*What to work on*
Please determine how many lines of the material include the word "value", and respond with nothing but that number.

*Recorded information*

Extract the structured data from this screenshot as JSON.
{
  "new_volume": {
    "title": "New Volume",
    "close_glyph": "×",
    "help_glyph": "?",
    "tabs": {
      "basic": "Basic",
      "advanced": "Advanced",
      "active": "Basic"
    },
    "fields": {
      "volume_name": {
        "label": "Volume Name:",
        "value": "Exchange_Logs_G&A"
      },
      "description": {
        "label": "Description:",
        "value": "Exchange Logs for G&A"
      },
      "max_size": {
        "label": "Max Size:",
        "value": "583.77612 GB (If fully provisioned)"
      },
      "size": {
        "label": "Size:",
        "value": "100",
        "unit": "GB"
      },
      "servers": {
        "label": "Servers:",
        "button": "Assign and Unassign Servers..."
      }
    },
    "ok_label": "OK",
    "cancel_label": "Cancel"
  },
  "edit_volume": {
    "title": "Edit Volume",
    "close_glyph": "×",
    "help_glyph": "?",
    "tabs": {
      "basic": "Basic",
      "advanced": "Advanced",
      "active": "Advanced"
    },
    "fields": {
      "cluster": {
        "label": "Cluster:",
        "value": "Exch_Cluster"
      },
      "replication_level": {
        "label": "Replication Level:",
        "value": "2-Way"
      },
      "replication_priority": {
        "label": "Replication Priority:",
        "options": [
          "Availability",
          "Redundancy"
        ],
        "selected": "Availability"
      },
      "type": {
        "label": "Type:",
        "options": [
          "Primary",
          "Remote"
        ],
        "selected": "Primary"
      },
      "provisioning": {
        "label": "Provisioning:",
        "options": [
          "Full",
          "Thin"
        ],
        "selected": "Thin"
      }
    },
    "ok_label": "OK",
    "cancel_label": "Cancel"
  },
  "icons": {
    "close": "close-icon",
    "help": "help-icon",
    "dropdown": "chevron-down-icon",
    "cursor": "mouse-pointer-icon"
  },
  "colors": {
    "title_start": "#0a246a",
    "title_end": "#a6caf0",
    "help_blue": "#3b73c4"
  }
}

*Result of this task*
6